- Job: In the text on capitalism and socialism, when did Marx and Engels lay the foundation stones of scientific socialism?

- Selected extract:
============

Capitalism will destroy the human race. It is absolutely clear that the bourgeoisie will continue to put the drive for corporate profit ahead of everything, even our own future as a species. It is incapable of changing. Even when it recognises the danger it cannot stop doing what it does. If capitalism is not overthrown, humanity is most likely doomed.
The only way out is the abolition of capitalism and its replacement by socialism. And the only means to do this is anti-imperialist revolutions in the Third World and proletarian socialist revolutions in the advanced capitalist countries.
The crisis of global warming and climate change is critical and illustrates the urgency with which we need to replace capitalism. The capitalist class is leading humanity to absolute disaster and its class position means it cannot and will not do anything else. What is necessary is to assemble and organise the forces capable of prising its mad grip from the steering wheel and carrying out a drastic change of course.
Beyond utopianism
Can this be done? Is the working class — on which Marxist socialism places such hopes — up to the challenge?
Ever since class society came into existence it has faced the resistance of the oppressed. There have been an endless series of revolts and uprisings — whether by slaves, peasants, artisans or modern proletarians. The dream of a society where there is no inequality, no division into rich and poor — i.e., of a classless society — is a persistent one.
But before Marxism, socialism was utopian and could only be utopian. It lacked a clear analysis of the problem and it lacked a realistic path to get to the promised land. At bottom, this was due to the immaturity of social conditions. The development of modern industrial capitalism and the emergence of the modern working class made it possible for socialism to go beyond utopianism.
Toward the end of the 1840s, in the midst of the industrial revolution which was transforming Europe, Marx and Engels laid the foundation stones of scientific socialism. In the Communist Manifesto they explain that ever since the end of primitive communist society, “The history of all hitherto existing society is the history of class struggles.” They showed that capitalist society and economy is inherently rent by fundamental contradictions which make it potentially unstable and susceptible to revolution.
On the one hand, humanity’s productive forces have objectively been socialised — a common economic infrastructure has been created for all humanity. This is the material basis for a society without social antagonisms and everything that goes with that — classes, the oppression of women, the state, commodity production and money. But because it rests on private ownership of the means of production, the whole operation of this great edifice depends on the wishes of a handful of capitalist magnates who are motivated solely by their own insatiable thirst for profit.

============

- Dataset entries:
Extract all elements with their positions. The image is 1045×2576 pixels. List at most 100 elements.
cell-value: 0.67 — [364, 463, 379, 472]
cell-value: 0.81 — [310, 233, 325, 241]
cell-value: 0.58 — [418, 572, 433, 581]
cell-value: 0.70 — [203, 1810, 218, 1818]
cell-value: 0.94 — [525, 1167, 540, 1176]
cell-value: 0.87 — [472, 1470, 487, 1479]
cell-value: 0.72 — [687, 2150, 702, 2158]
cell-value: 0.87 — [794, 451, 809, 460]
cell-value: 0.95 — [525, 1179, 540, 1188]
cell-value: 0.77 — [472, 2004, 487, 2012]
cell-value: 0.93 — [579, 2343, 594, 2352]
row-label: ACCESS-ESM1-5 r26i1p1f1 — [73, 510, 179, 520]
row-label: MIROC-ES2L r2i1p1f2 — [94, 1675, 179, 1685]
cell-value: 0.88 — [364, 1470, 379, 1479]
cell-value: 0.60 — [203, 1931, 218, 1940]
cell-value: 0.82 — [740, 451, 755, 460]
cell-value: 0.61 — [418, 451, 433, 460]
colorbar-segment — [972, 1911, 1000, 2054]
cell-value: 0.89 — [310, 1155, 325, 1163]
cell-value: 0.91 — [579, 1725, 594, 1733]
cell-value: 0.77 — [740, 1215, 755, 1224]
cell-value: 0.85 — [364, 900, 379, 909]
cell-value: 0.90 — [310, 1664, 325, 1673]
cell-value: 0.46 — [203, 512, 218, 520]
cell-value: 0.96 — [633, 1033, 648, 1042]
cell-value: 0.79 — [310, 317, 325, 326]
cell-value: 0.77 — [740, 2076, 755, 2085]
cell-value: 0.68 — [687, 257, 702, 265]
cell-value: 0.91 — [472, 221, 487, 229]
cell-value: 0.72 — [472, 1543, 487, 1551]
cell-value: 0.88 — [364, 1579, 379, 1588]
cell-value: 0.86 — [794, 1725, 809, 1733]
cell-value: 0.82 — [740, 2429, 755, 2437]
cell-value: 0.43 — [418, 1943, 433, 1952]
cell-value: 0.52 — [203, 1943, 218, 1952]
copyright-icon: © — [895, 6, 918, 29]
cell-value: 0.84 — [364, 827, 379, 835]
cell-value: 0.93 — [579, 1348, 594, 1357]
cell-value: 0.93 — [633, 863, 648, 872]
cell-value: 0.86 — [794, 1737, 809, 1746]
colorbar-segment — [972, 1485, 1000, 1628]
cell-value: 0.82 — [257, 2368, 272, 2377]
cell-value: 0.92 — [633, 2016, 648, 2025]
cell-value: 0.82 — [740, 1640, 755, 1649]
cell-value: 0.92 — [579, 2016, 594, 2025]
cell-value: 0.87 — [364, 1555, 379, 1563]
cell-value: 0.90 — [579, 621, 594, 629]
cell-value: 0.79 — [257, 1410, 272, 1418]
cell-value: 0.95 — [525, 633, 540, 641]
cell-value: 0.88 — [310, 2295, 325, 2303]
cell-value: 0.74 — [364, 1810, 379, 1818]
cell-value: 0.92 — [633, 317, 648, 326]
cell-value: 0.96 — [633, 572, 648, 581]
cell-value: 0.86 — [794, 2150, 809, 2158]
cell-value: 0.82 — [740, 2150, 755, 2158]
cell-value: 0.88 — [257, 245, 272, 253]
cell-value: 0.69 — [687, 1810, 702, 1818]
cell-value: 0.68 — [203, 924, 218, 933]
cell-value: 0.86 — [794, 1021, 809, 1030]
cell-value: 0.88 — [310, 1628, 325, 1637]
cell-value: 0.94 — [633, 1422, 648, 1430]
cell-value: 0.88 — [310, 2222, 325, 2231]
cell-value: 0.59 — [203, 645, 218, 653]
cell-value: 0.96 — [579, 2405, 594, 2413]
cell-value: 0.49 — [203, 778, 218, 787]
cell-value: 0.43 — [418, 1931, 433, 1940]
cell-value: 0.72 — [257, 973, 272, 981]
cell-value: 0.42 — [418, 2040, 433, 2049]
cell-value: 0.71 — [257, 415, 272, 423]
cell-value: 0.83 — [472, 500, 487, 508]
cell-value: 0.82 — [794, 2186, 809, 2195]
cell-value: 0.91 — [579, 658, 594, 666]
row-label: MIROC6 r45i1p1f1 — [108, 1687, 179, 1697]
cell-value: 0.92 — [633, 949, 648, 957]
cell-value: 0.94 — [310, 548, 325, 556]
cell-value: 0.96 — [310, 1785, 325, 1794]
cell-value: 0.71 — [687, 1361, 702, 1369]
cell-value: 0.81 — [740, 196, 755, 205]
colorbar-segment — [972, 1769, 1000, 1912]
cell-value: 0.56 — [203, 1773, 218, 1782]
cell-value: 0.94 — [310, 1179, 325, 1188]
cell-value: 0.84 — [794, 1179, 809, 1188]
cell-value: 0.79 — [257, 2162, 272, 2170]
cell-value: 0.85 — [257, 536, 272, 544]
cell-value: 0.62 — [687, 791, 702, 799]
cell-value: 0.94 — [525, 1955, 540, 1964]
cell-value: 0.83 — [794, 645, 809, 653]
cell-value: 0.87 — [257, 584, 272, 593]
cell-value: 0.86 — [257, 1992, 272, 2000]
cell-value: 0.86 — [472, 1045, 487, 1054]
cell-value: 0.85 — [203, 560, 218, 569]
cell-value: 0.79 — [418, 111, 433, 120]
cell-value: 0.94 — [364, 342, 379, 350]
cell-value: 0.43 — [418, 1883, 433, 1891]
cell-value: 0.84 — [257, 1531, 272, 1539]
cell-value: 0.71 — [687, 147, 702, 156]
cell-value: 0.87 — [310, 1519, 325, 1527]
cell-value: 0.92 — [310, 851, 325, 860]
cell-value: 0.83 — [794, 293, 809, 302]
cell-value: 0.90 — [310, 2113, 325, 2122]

============

- Exercise solution: Toward the end of the 1840s, during the industrial revolution that was transforming Europe.